Each entry below must be repeated exactly, with pictures left out.

# # # #

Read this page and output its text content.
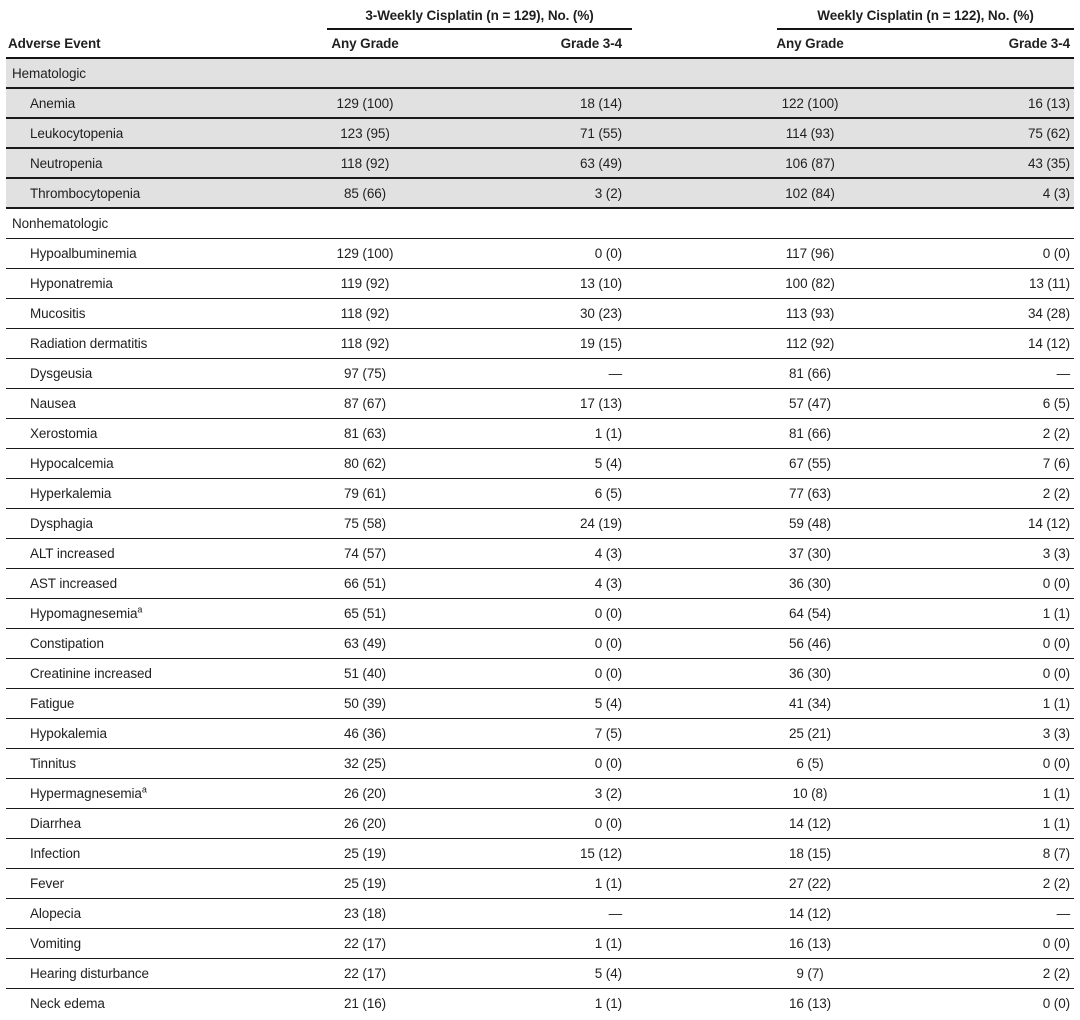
	3-Weekly Cisplatin (n = 129), No. (%)		Weekly Cisplatin (n = 122), No. (%)	

Adverse Event	Any Grade	Grade 3-4	Any Grade	Grade 3-4
Hematologic				
Anemia	129 (100)	18 (14)	122 (100)	16 (13)
Leukocytopenia	123 (95)	71 (55)	114 (93)	75 (62)
Neutropenia	118 (92)	63 (49)	106 (87)	43 (35)
Thrombocytopenia	85 (66)	3 (2)	102 (84)	4 (3)
Nonhematologic				
Hypoalbuminemia	129 (100)	0 (0)	117 (96)	0 (0)
Hyponatremia	119 (92)	13 (10)	100 (82)	13 (11)
Mucositis	118 (92)	30 (23)	113 (93)	34 (28)
Radiation dermatitis	118 (92)	19 (15)	112 (92)	14 (12)
Dysgeusia	97 (75)	—	81 (66)	—
Nausea	87 (67)	17 (13)	57 (47)	6 (5)
Xerostomia	81 (63)	1 (1)	81 (66)	2 (2)
Hypocalcemia	80 (62)	5 (4)	67 (55)	7 (6)
Hyperkalemia	79 (61)	6 (5)	77 (63)	2 (2)
Dysphagia	75 (58)	24 (19)	59 (48)	14 (12)
ALT increased	74 (57)	4 (3)	37 (30)	3 (3)
AST increased	66 (51)	4 (3)	36 (30)	0 (0)
Hypomagnesemia$^a$	65 (51)	0 (0)	64 (54)	1 (1)
Constipation	63 (49)	0 (0)	56 (46)	0 (0)
Creatinine increased	51 (40)	0 (0)	36 (30)	0 (0)
Fatigue	50 (39)	5 (4)	41 (34)	1 (1)
Hypokalemia	46 (36)	7 (5)	25 (21)	3 (3)
Tinnitus	32 (25)	0 (0)	6 (5)	0 (0)
Hypermagnesemia$^a$	26 (20)	3 (2)	10 (8)	1 (1)
Diarrhea	26 (20)	0 (0)	14 (12)	1 (1)
Infection	25 (19)	15 (12)	18 (15)	8 (7)
Fever	25 (19)	1 (1)	27 (22)	2 (2)
Alopecia	23 (18)	—	14 (12)	—
Vomiting	22 (17)	1 (1)	16 (13)	0 (0)
Hearing disturbance	22 (17)	5 (4)	9 (7)	2 (2)
Neck edema	21 (16)	1 (1)	16 (13)	0 (0)
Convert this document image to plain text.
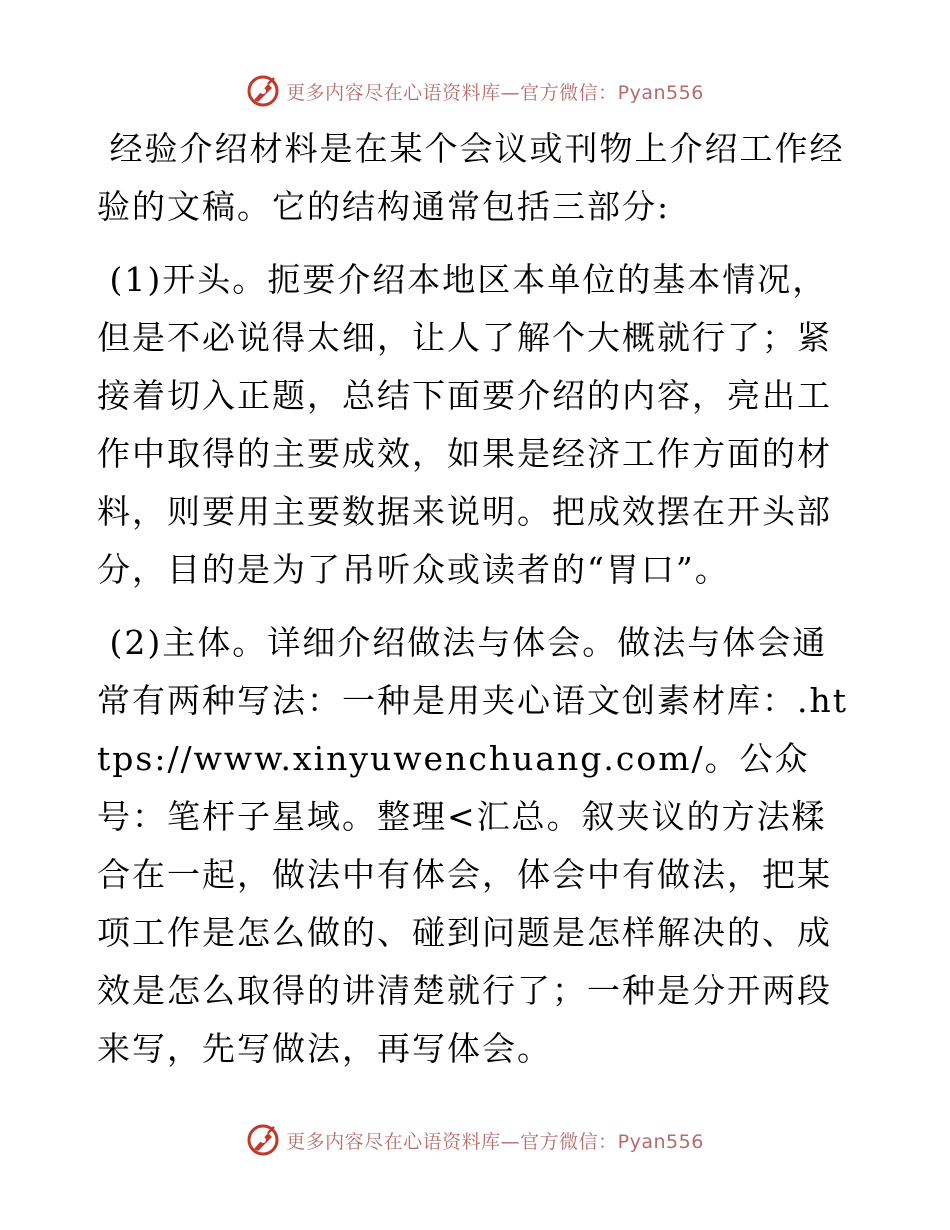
更多内容尽在心语资料库—官方微信：Pyan556

经验介绍材料是在某个会议或刊物上介绍工作经验的文稿。它的结构通常包括三部分:

(1)开头。扼要介绍本地区本单位的基本情况，但是不必说得太细，让人了解个大概就行了；紧接着切入正题，总结下面要介绍的内容，亮出工作中取得的主要成效，如果是经济工作方面的材料，则要用主要数据来说明。把成效摆在开头部分，目的是为了吊听众或读者的“胃口”。

(2)主体。详细介绍做法与体会。做法与体会通常有两种写法：一种是用夹心语文创素材库：.https://www.xinyuwenchuang.com/。公众号：笔杆子星域。整理<汇总。叙夹议的方法糅合在一起，做法中有体会，体会中有做法，把某项工作是怎么做的、碰到问题是怎样解决的、成效是怎么取得的讲清楚就行了；一种是分开两段来写，先写做法，再写体会。

更多内容尽在心语资料库—官方微信：Pyan556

# # # #

THE OUTPUT:
Read this page and output its text content.
	3-Weekly Cisplatin (n = 129), No. (%)		Weekly Cisplatin (n = 122), No. (%)	

Adverse Event	Any Grade	Grade 3-4	Any Grade	Grade 3-4
Hematologic				
Anemia	129 (100)	18 (14)	122 (100)	16 (13)
Leukocytopenia	123 (95)	71 (55)	114 (93)	75 (62)
Neutropenia	118 (92)	63 (49)	106 (87)	43 (35)
Thrombocytopenia	85 (66)	3 (2)	102 (84)	4 (3)
Nonhematologic				
Hypoalbuminemia	129 (100)	0 (0)	117 (96)	0 (0)
Hyponatremia	119 (92)	13 (10)	100 (82)	13 (11)
Mucositis	118 (92)	30 (23)	113 (93)	34 (28)
Radiation dermatitis	118 (92)	19 (15)	112 (92)	14 (12)
Dysgeusia	97 (75)	—	81 (66)	—
Nausea	87 (67)	17 (13)	57 (47)	6 (5)
Xerostomia	81 (63)	1 (1)	81 (66)	2 (2)
Hypocalcemia	80 (62)	5 (4)	67 (55)	7 (6)
Hyperkalemia	79 (61)	6 (5)	77 (63)	2 (2)
Dysphagia	75 (58)	24 (19)	59 (48)	14 (12)
ALT increased	74 (57)	4 (3)	37 (30)	3 (3)
AST increased	66 (51)	4 (3)	36 (30)	0 (0)
Hypomagnesemia$^a$	65 (51)	0 (0)	64 (54)	1 (1)
Constipation	63 (49)	0 (0)	56 (46)	0 (0)
Creatinine increased	51 (40)	0 (0)	36 (30)	0 (0)
Fatigue	50 (39)	5 (4)	41 (34)	1 (1)
Hypokalemia	46 (36)	7 (5)	25 (21)	3 (3)
Tinnitus	32 (25)	0 (0)	6 (5)	0 (0)
Hypermagnesemia$^a$	26 (20)	3 (2)	10 (8)	1 (1)
Diarrhea	26 (20)	0 (0)	14 (12)	1 (1)
Infection	25 (19)	15 (12)	18 (15)	8 (7)
Fever	25 (19)	1 (1)	27 (22)	2 (2)
Alopecia	23 (18)	—	14 (12)	—
Vomiting	22 (17)	1 (1)	16 (13)	0 (0)
Hearing disturbance	22 (17)	5 (4)	9 (7)	2 (2)
Neck edema	21 (16)	1 (1)	16 (13)	0 (0)
Convert this document image to plain text.
更多内容尽在心语资料库—官方微信：Pyan556

经验介绍材料是在某个会议或刊物上介绍工作经验的文稿。它的结构通常包括三部分:

(1)开头。扼要介绍本地区本单位的基本情况，但是不必说得太细，让人了解个大概就行了；紧接着切入正题，总结下面要介绍的内容，亮出工作中取得的主要成效，如果是经济工作方面的材料，则要用主要数据来说明。把成效摆在开头部分，目的是为了吊听众或读者的“胃口”。

(2)主体。详细介绍做法与体会。做法与体会通常有两种写法：一种是用夹心语文创素材库：.https://www.xinyuwenchuang.com/。公众号：笔杆子星域。整理<汇总。叙夹议的方法糅合在一起，做法中有体会，体会中有做法，把某项工作是怎么做的、碰到问题是怎样解决的、成效是怎么取得的讲清楚就行了；一种是分开两段来写，先写做法，再写体会。

更多内容尽在心语资料库—官方微信：Pyan556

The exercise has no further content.